- [SHORT PROBLEM] Retype the records below exactly as they appear, but leave out any pictures.
--- EXERCISE DATA ---
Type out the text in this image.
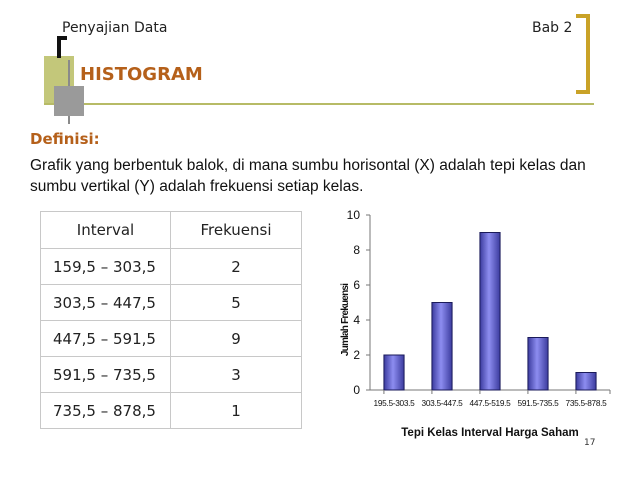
Penyajian Data	Bab 2
HISTOGRAM
Definisi:
Grafik yang berbentuk balok, di mana sumbu horisontal (X) adalah tepi kelas dan sumbu vertikal (Y) adalah frekuensi setiap kelas.
Interval	Frekuensi
159,5 – 303,5	2
303,5 – 447,5	5
447,5 – 591,5	9
591,5 – 735,5	3
735,5 – 878,5	1
0
2
4
6
8
10
195.5-303.5 303.5-447.5 447.5-519.5 591.5-735.5 735.5-878.5
Jumlah Frekuensi
Tepi Kelas Interval Harga Saham
17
---
- [ANSWER TO THE TASK]
Type out the text in this image.
Penyajian Data	Bab 2
HISTOGRAM
Definisi:
Grafik yang berbentuk balok, di mana sumbu horisontal (X) adalah tepi kelas dan sumbu vertikal (Y) adalah frekuensi setiap kelas.
Interval	Frekuensi
159,5 – 303,5	2
303,5 – 447,5	5
447,5 – 591,5	9
591,5 – 735,5	3
735,5 – 878,5	1
0
2
4
6
8
10
195.5-303.5 303.5-447.5 447.5-519.5 591.5-735.5 735.5-878.5
Jumlah Frekuensi
Tepi Kelas Interval Harga Saham
17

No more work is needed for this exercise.